Your task
All of the listing below must be repeated word for word. Pictures are the only thing to omit.

Source material
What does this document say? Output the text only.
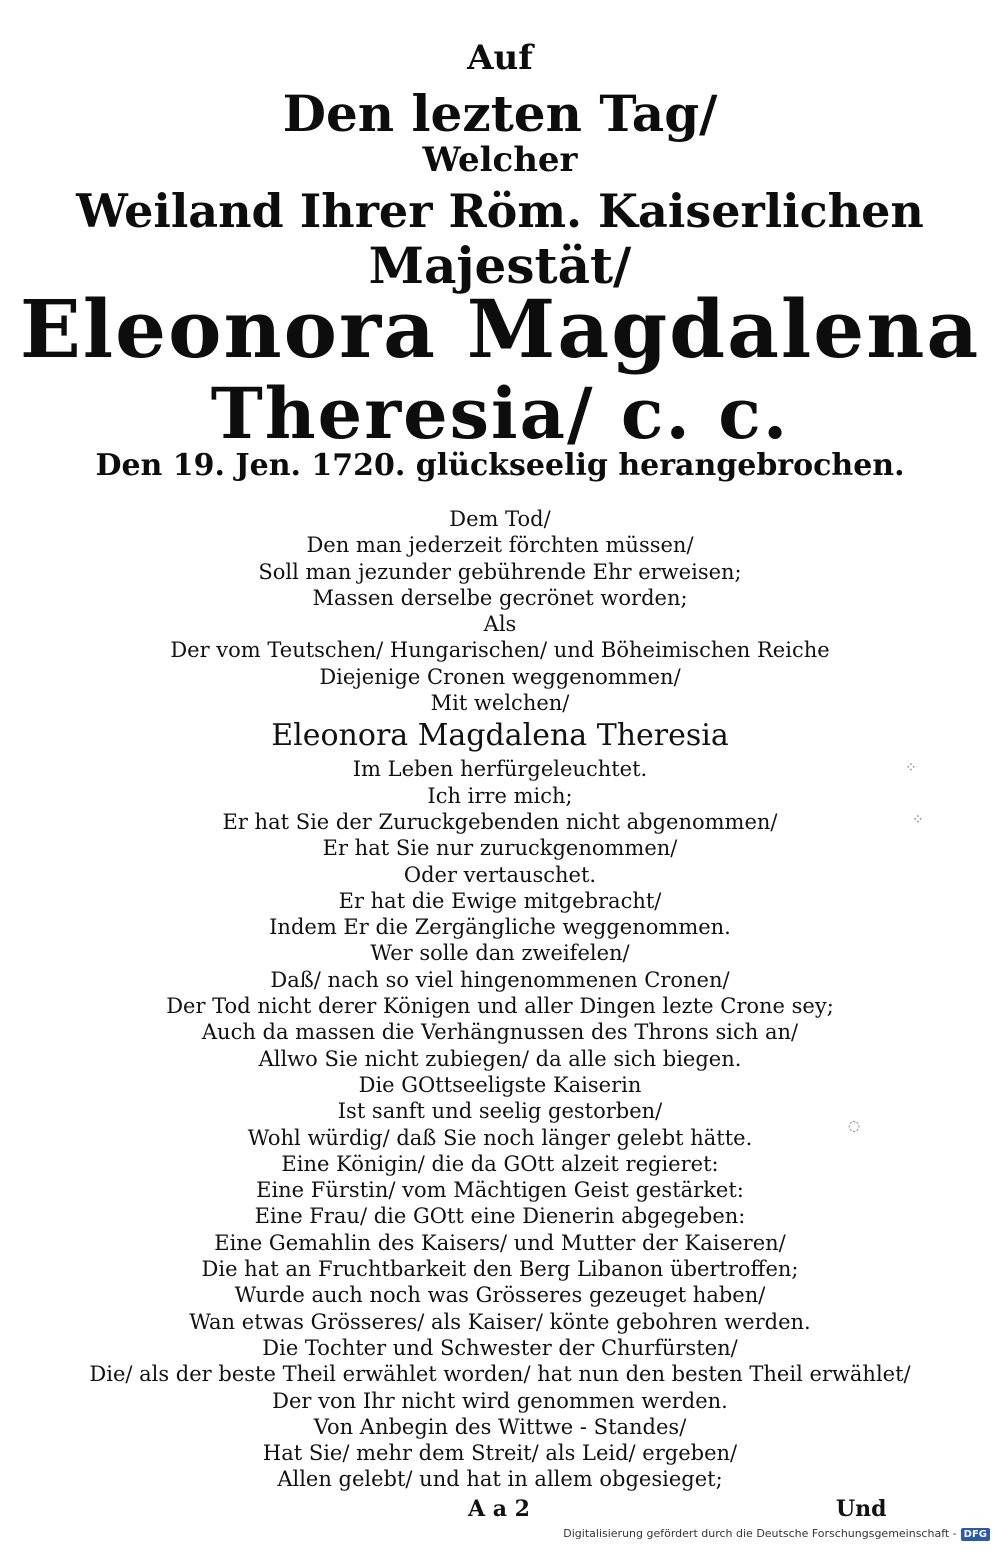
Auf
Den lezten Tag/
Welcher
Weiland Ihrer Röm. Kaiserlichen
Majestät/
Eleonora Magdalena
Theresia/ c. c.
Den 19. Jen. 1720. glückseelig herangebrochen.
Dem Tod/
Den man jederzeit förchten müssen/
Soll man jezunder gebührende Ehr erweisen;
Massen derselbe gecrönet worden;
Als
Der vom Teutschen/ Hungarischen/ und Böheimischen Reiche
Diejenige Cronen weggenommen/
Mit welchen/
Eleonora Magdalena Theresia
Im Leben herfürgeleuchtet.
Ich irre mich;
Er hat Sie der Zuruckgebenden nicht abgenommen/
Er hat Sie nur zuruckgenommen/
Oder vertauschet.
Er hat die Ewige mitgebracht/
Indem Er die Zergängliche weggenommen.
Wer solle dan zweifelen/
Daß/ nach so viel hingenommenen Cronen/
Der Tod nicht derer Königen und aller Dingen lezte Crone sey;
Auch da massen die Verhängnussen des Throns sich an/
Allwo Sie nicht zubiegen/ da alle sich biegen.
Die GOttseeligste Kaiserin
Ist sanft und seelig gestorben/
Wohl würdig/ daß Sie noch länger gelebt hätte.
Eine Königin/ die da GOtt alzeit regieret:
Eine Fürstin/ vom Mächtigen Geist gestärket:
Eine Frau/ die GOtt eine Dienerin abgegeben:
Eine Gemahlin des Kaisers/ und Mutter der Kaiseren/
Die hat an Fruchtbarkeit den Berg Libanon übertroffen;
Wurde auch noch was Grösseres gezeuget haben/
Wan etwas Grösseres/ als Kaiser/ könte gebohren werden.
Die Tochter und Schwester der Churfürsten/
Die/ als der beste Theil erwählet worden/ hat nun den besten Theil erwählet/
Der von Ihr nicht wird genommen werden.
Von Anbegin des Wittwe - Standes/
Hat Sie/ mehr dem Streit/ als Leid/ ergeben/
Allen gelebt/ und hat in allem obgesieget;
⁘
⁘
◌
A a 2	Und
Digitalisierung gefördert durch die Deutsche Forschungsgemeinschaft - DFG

Response area
What does this document say? Output the text only.
Auf
Den lezten Tag/
Welcher
Weiland Ihrer Röm. Kaiserlichen
Majestät/
Eleonora Magdalena
Theresia/ c. c.
Den 19. Jen. 1720. glückseelig herangebrochen.
Dem Tod/
Den man jederzeit förchten müssen/
Soll man jezunder gebührende Ehr erweisen;
Massen derselbe gecrönet worden;
Als
Der vom Teutschen/ Hungarischen/ und Böheimischen Reiche
Diejenige Cronen weggenommen/
Mit welchen/
Eleonora Magdalena Theresia
Im Leben herfürgeleuchtet.
Ich irre mich;
Er hat Sie der Zuruckgebenden nicht abgenommen/
Er hat Sie nur zuruckgenommen/
Oder vertauschet.
Er hat die Ewige mitgebracht/
Indem Er die Zergängliche weggenommen.
Wer solle dan zweifelen/
Daß/ nach so viel hingenommenen Cronen/
Der Tod nicht derer Königen und aller Dingen lezte Crone sey;
Auch da massen die Verhängnussen des Throns sich an/
Allwo Sie nicht zubiegen/ da alle sich biegen.
Die GOttseeligste Kaiserin
Ist sanft und seelig gestorben/
Wohl würdig/ daß Sie noch länger gelebt hätte.
Eine Königin/ die da GOtt alzeit regieret:
Eine Fürstin/ vom Mächtigen Geist gestärket:
Eine Frau/ die GOtt eine Dienerin abgegeben:
Eine Gemahlin des Kaisers/ und Mutter der Kaiseren/
Die hat an Fruchtbarkeit den Berg Libanon übertroffen;
Wurde auch noch was Grösseres gezeuget haben/
Wan etwas Grösseres/ als Kaiser/ könte gebohren werden.
Die Tochter und Schwester der Churfürsten/
Die/ als der beste Theil erwählet worden/ hat nun den besten Theil erwählet/
Der von Ihr nicht wird genommen werden.
Von Anbegin des Wittwe - Standes/
Hat Sie/ mehr dem Streit/ als Leid/ ergeben/
Allen gelebt/ und hat in allem obgesieget;
⁘
⁘
◌
A a 2	Und
Digitalisierung gefördert durch die Deutsche Forschungsgemeinschaft - DFG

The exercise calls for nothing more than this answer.